INSTRUCTIONS FOR THE TASK>
Report the number of lines in the entries below that include the word "ffffff", and nothing else.

AVAILABLE RECORDS>
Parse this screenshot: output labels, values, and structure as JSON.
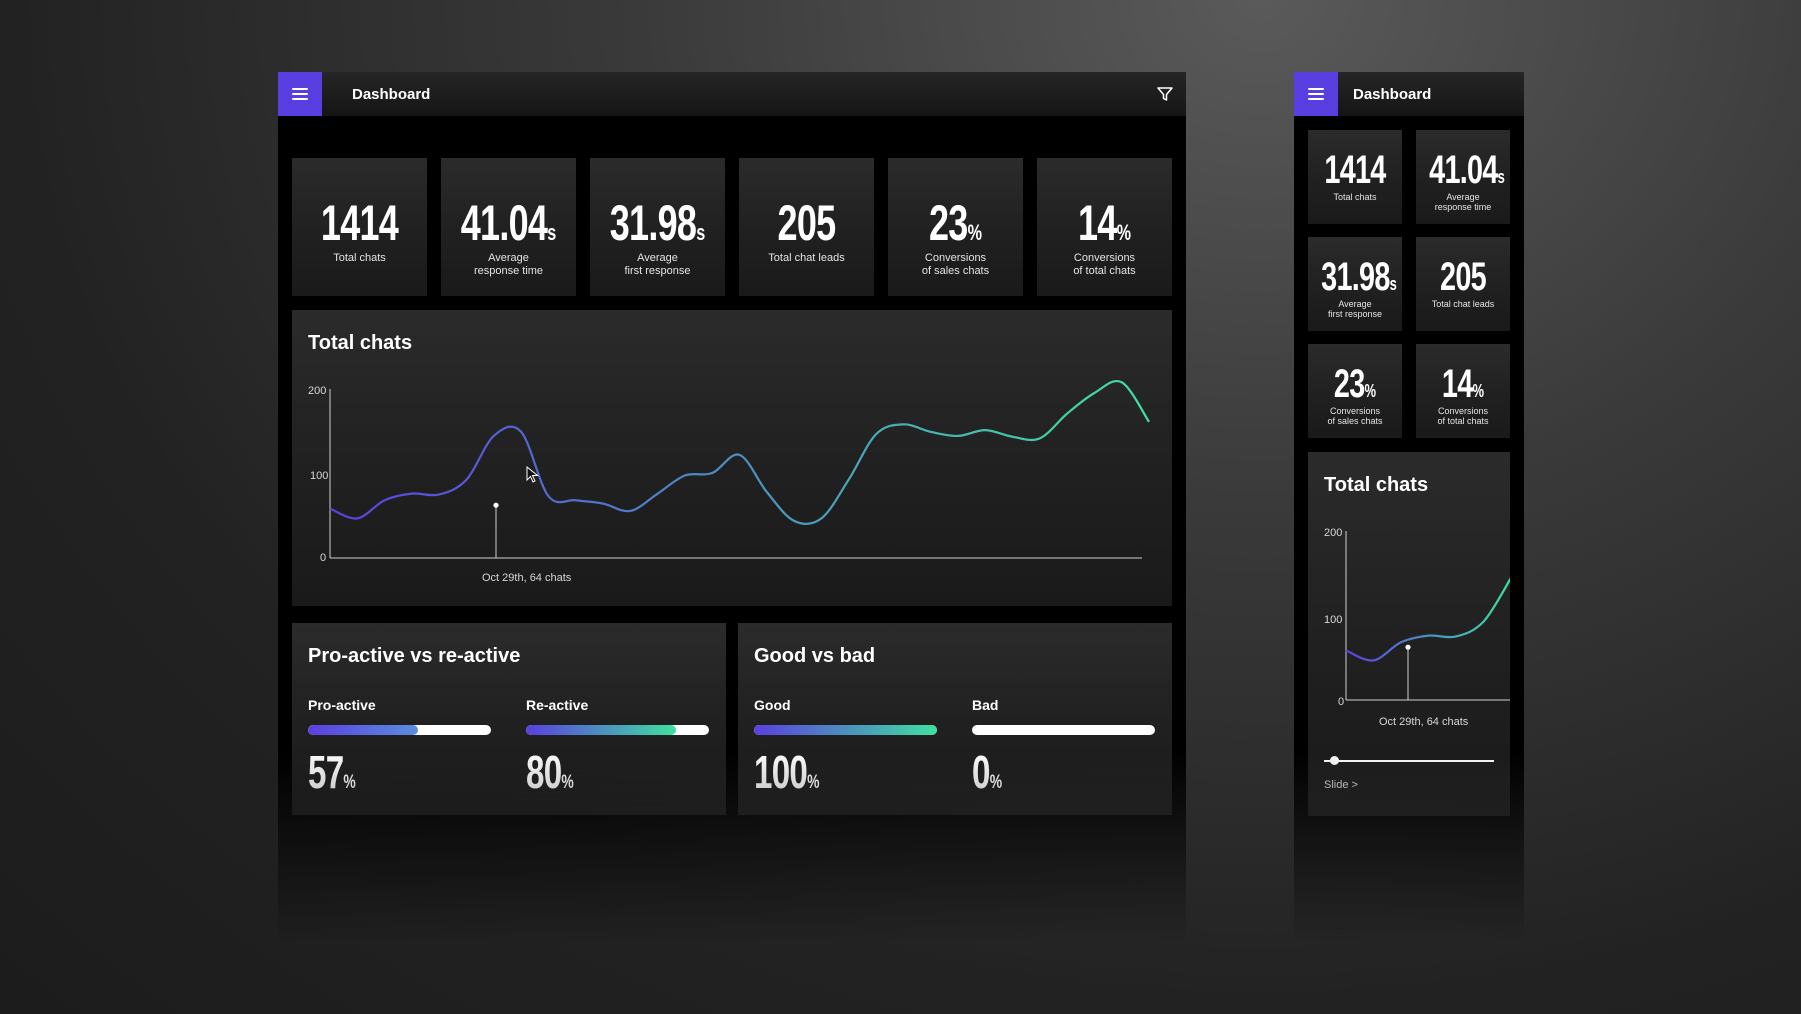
{
  "desktop": {
    "header": {
      "title": "Dashboard",
      "menu_icon": "hamburger-icon",
      "filter_icon": "filter-icon"
    },
    "stats": [
      {
        "value": "1414",
        "unit": "",
        "label": "Total chats"
      },
      {
        "value": "41.04",
        "unit": "s",
        "label": "Average\nresponse time"
      },
      {
        "value": "31.98",
        "unit": "s",
        "label": "Average\nfirst response"
      },
      {
        "value": "205",
        "unit": "",
        "label": "Total chat leads"
      },
      {
        "value": "23",
        "unit": "%",
        "label": "Conversions\nof sales chats"
      },
      {
        "value": "14",
        "unit": "%",
        "label": "Conversions\nof total chats"
      }
    ],
    "chart": {
      "title": "Total chats",
      "y_ticks": [
        "200",
        "100",
        "0"
      ],
      "caption": "Oct 29th, 64 chats"
    },
    "proactive": {
      "title": "Pro-active vs re-active",
      "items": [
        {
          "label": "Pro-active",
          "value": "57",
          "unit": "%",
          "fraction": 0.6
        },
        {
          "label": "Re-active",
          "value": "80",
          "unit": "%",
          "fraction": 0.82
        }
      ]
    },
    "goodbad": {
      "title": "Good vs bad",
      "items": [
        {
          "label": "Good",
          "value": "100",
          "unit": "%",
          "fraction": 1.0
        },
        {
          "label": "Bad",
          "value": "0",
          "unit": "%",
          "fraction": 0.0
        }
      ]
    }
  },
  "mobile": {
    "header": {
      "title": "Dashboard",
      "menu_icon": "hamburger-icon"
    },
    "stats": [
      {
        "value": "1414",
        "unit": "",
        "label": "Total chats"
      },
      {
        "value": "41.04",
        "unit": "s",
        "label": "Average\nresponse time"
      },
      {
        "value": "31.98",
        "unit": "s",
        "label": "Average\nfirst response"
      },
      {
        "value": "205",
        "unit": "",
        "label": "Total chat leads"
      },
      {
        "value": "23",
        "unit": "%",
        "label": "Conversions\nof sales chats"
      },
      {
        "value": "14",
        "unit": "%",
        "label": "Conversions\nof total chats"
      }
    ],
    "chart": {
      "title": "Total chats",
      "y_ticks": [
        "200",
        "100",
        "0"
      ],
      "caption": "Oct 29th, 64 chats",
      "slide_label": "Slide >"
    }
  },
  "colors": {
    "accent": "#5a3fe0",
    "gradient_start": "#5b3fe0",
    "gradient_end": "#3fe0a0"
  },
  "chart_data": {
    "type": "line",
    "title": "Total chats",
    "ylim": [
      0,
      200
    ],
    "y_ticks": [
      0,
      100,
      200
    ],
    "highlight": {
      "label": "Oct 29th, 64 chats",
      "value": 64
    },
    "series": [
      {
        "values": [
          60,
          48,
          70,
          78,
          77,
          95,
          148,
          153,
          75,
          70,
          66,
          57,
          78,
          100,
          103,
          125,
          80,
          45,
          48,
          95,
          150,
          162,
          153,
          148,
          155,
          147,
          145,
          175,
          200,
          213,
          165
        ]
      }
    ]
  }
}
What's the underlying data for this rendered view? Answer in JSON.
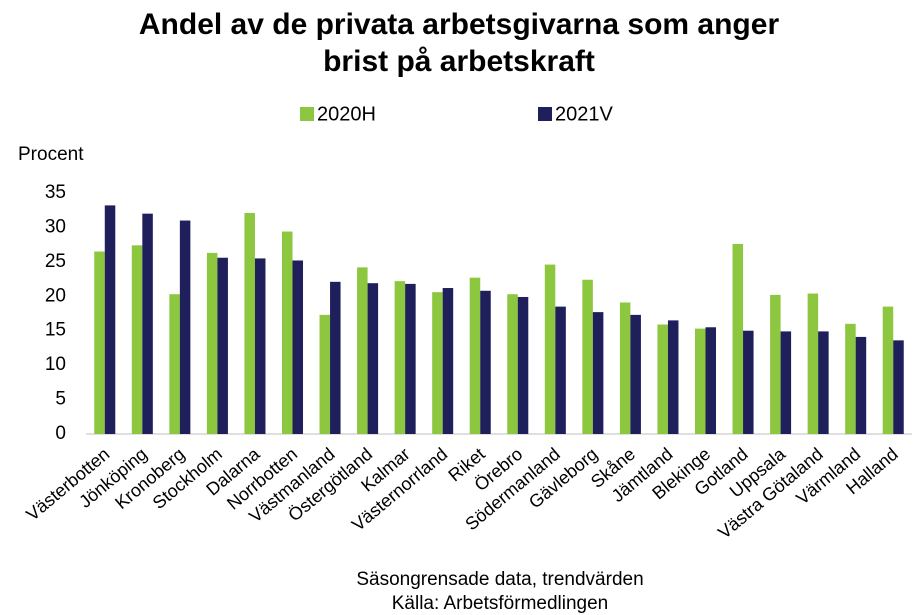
{
  "chart_data": {
    "type": "bar",
    "title": "Andel av de privata arbetsgivarna som anger brist på arbetskraft",
    "y_label": "Procent",
    "subtitle": "Säsongrensade data, trendvärden",
    "source": "Källa: Arbetsförmedlingen",
    "categories": [
      "Västerbotten",
      "Jönköping",
      "Kronoberg",
      "Stockholm",
      "Dalarna",
      "Norrbotten",
      "Västmanland",
      "Östergötland",
      "Kalmar",
      "Västernorrland",
      "Riket",
      "Örebro",
      "Södermanland",
      "Gävleborg",
      "Skåne",
      "Jämtland",
      "Blekinge",
      "Gotland",
      "Uppsala",
      "Västra Götaland",
      "Värmland",
      "Halland"
    ],
    "series": [
      {
        "name": "2020H",
        "color": "#8dc63f",
        "values": [
          26.5,
          27.4,
          20.3,
          26.3,
          32.1,
          29.4,
          17.3,
          24.2,
          22.2,
          20.6,
          22.7,
          20.3,
          24.6,
          22.4,
          19.1,
          15.9,
          15.3,
          27.6,
          20.2,
          20.4,
          16.0,
          18.5
        ]
      },
      {
        "name": "2021V",
        "color": "#1f1f5c",
        "values": [
          33.2,
          32.0,
          31.0,
          25.6,
          25.5,
          25.2,
          22.1,
          21.9,
          21.8,
          21.2,
          20.8,
          19.9,
          18.5,
          17.7,
          17.3,
          16.5,
          15.5,
          15.0,
          14.9,
          14.9,
          14.1,
          13.6
        ]
      }
    ],
    "ylim": [
      0,
      35
    ],
    "yticks": [
      0,
      5,
      10,
      15,
      20,
      25,
      30,
      35
    ],
    "legend": "top",
    "grid": false
  }
}
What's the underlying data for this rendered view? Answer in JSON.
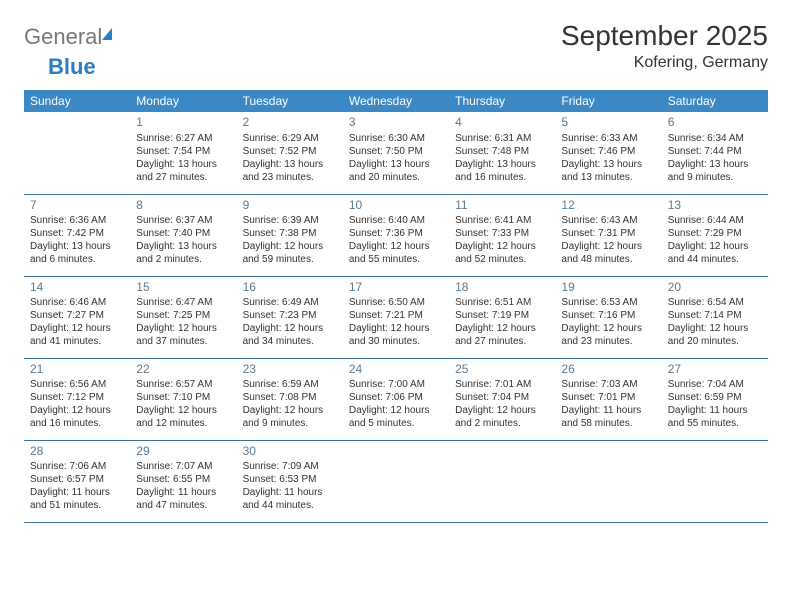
{
  "logo": {
    "text1": "General",
    "text2": "Blue"
  },
  "title": "September 2025",
  "location": "Kofering, Germany",
  "colors": {
    "header_bg": "#3b88c4",
    "header_text": "#ffffff",
    "border": "#3b6f9a",
    "daynum": "#5a7a94",
    "body_text": "#333333",
    "logo_blue": "#2d7dc0",
    "background": "#ffffff"
  },
  "typography": {
    "title_fontsize": 28,
    "location_fontsize": 16,
    "header_fontsize": 12,
    "daynum_fontsize": 12,
    "cell_fontsize": 10
  },
  "weekdays": [
    "Sunday",
    "Monday",
    "Tuesday",
    "Wednesday",
    "Thursday",
    "Friday",
    "Saturday"
  ],
  "weeks": [
    [
      null,
      {
        "n": "1",
        "sr": "Sunrise: 6:27 AM",
        "ss": "Sunset: 7:54 PM",
        "d1": "Daylight: 13 hours",
        "d2": "and 27 minutes."
      },
      {
        "n": "2",
        "sr": "Sunrise: 6:29 AM",
        "ss": "Sunset: 7:52 PM",
        "d1": "Daylight: 13 hours",
        "d2": "and 23 minutes."
      },
      {
        "n": "3",
        "sr": "Sunrise: 6:30 AM",
        "ss": "Sunset: 7:50 PM",
        "d1": "Daylight: 13 hours",
        "d2": "and 20 minutes."
      },
      {
        "n": "4",
        "sr": "Sunrise: 6:31 AM",
        "ss": "Sunset: 7:48 PM",
        "d1": "Daylight: 13 hours",
        "d2": "and 16 minutes."
      },
      {
        "n": "5",
        "sr": "Sunrise: 6:33 AM",
        "ss": "Sunset: 7:46 PM",
        "d1": "Daylight: 13 hours",
        "d2": "and 13 minutes."
      },
      {
        "n": "6",
        "sr": "Sunrise: 6:34 AM",
        "ss": "Sunset: 7:44 PM",
        "d1": "Daylight: 13 hours",
        "d2": "and 9 minutes."
      }
    ],
    [
      {
        "n": "7",
        "sr": "Sunrise: 6:36 AM",
        "ss": "Sunset: 7:42 PM",
        "d1": "Daylight: 13 hours",
        "d2": "and 6 minutes."
      },
      {
        "n": "8",
        "sr": "Sunrise: 6:37 AM",
        "ss": "Sunset: 7:40 PM",
        "d1": "Daylight: 13 hours",
        "d2": "and 2 minutes."
      },
      {
        "n": "9",
        "sr": "Sunrise: 6:39 AM",
        "ss": "Sunset: 7:38 PM",
        "d1": "Daylight: 12 hours",
        "d2": "and 59 minutes."
      },
      {
        "n": "10",
        "sr": "Sunrise: 6:40 AM",
        "ss": "Sunset: 7:36 PM",
        "d1": "Daylight: 12 hours",
        "d2": "and 55 minutes."
      },
      {
        "n": "11",
        "sr": "Sunrise: 6:41 AM",
        "ss": "Sunset: 7:33 PM",
        "d1": "Daylight: 12 hours",
        "d2": "and 52 minutes."
      },
      {
        "n": "12",
        "sr": "Sunrise: 6:43 AM",
        "ss": "Sunset: 7:31 PM",
        "d1": "Daylight: 12 hours",
        "d2": "and 48 minutes."
      },
      {
        "n": "13",
        "sr": "Sunrise: 6:44 AM",
        "ss": "Sunset: 7:29 PM",
        "d1": "Daylight: 12 hours",
        "d2": "and 44 minutes."
      }
    ],
    [
      {
        "n": "14",
        "sr": "Sunrise: 6:46 AM",
        "ss": "Sunset: 7:27 PM",
        "d1": "Daylight: 12 hours",
        "d2": "and 41 minutes."
      },
      {
        "n": "15",
        "sr": "Sunrise: 6:47 AM",
        "ss": "Sunset: 7:25 PM",
        "d1": "Daylight: 12 hours",
        "d2": "and 37 minutes."
      },
      {
        "n": "16",
        "sr": "Sunrise: 6:49 AM",
        "ss": "Sunset: 7:23 PM",
        "d1": "Daylight: 12 hours",
        "d2": "and 34 minutes."
      },
      {
        "n": "17",
        "sr": "Sunrise: 6:50 AM",
        "ss": "Sunset: 7:21 PM",
        "d1": "Daylight: 12 hours",
        "d2": "and 30 minutes."
      },
      {
        "n": "18",
        "sr": "Sunrise: 6:51 AM",
        "ss": "Sunset: 7:19 PM",
        "d1": "Daylight: 12 hours",
        "d2": "and 27 minutes."
      },
      {
        "n": "19",
        "sr": "Sunrise: 6:53 AM",
        "ss": "Sunset: 7:16 PM",
        "d1": "Daylight: 12 hours",
        "d2": "and 23 minutes."
      },
      {
        "n": "20",
        "sr": "Sunrise: 6:54 AM",
        "ss": "Sunset: 7:14 PM",
        "d1": "Daylight: 12 hours",
        "d2": "and 20 minutes."
      }
    ],
    [
      {
        "n": "21",
        "sr": "Sunrise: 6:56 AM",
        "ss": "Sunset: 7:12 PM",
        "d1": "Daylight: 12 hours",
        "d2": "and 16 minutes."
      },
      {
        "n": "22",
        "sr": "Sunrise: 6:57 AM",
        "ss": "Sunset: 7:10 PM",
        "d1": "Daylight: 12 hours",
        "d2": "and 12 minutes."
      },
      {
        "n": "23",
        "sr": "Sunrise: 6:59 AM",
        "ss": "Sunset: 7:08 PM",
        "d1": "Daylight: 12 hours",
        "d2": "and 9 minutes."
      },
      {
        "n": "24",
        "sr": "Sunrise: 7:00 AM",
        "ss": "Sunset: 7:06 PM",
        "d1": "Daylight: 12 hours",
        "d2": "and 5 minutes."
      },
      {
        "n": "25",
        "sr": "Sunrise: 7:01 AM",
        "ss": "Sunset: 7:04 PM",
        "d1": "Daylight: 12 hours",
        "d2": "and 2 minutes."
      },
      {
        "n": "26",
        "sr": "Sunrise: 7:03 AM",
        "ss": "Sunset: 7:01 PM",
        "d1": "Daylight: 11 hours",
        "d2": "and 58 minutes."
      },
      {
        "n": "27",
        "sr": "Sunrise: 7:04 AM",
        "ss": "Sunset: 6:59 PM",
        "d1": "Daylight: 11 hours",
        "d2": "and 55 minutes."
      }
    ],
    [
      {
        "n": "28",
        "sr": "Sunrise: 7:06 AM",
        "ss": "Sunset: 6:57 PM",
        "d1": "Daylight: 11 hours",
        "d2": "and 51 minutes."
      },
      {
        "n": "29",
        "sr": "Sunrise: 7:07 AM",
        "ss": "Sunset: 6:55 PM",
        "d1": "Daylight: 11 hours",
        "d2": "and 47 minutes."
      },
      {
        "n": "30",
        "sr": "Sunrise: 7:09 AM",
        "ss": "Sunset: 6:53 PM",
        "d1": "Daylight: 11 hours",
        "d2": "and 44 minutes."
      },
      null,
      null,
      null,
      null
    ]
  ]
}
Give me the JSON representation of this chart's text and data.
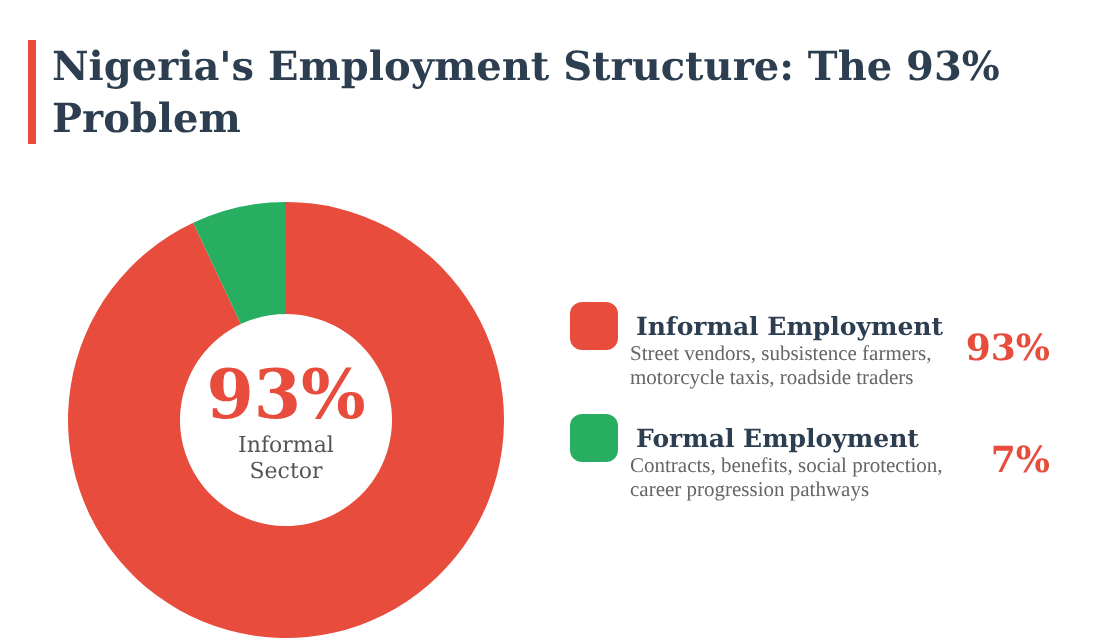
{
  "chart_data": {
    "type": "donut",
    "title": "Nigeria's Employment Structure: The 93% Problem",
    "categories": [
      "Informal Employment",
      "Formal Employment"
    ],
    "values": [
      93,
      7
    ],
    "colors": [
      "#e74c3c",
      "#27ae60"
    ],
    "value_labels": [
      "93%",
      "7%"
    ],
    "legend": "right",
    "annotations": [
      "93%",
      "Informal Sector",
      "Street vendors, subsistence farmers, motorcycle taxis, roadside traders",
      "Contracts, benefits, social protection, career progression pathways"
    ]
  }
}
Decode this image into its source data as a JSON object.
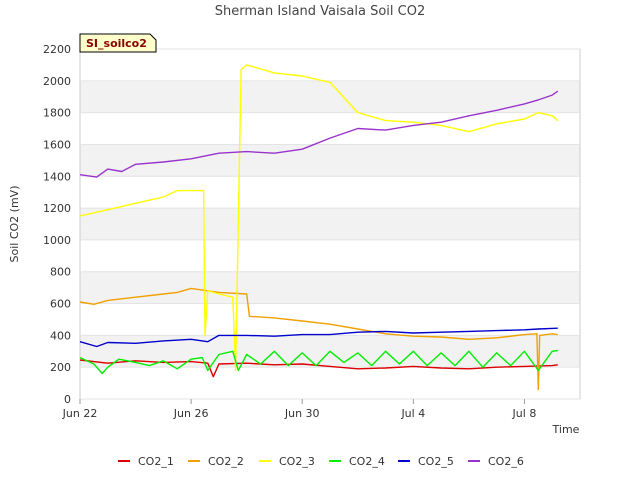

RESPONSE BELOW>
2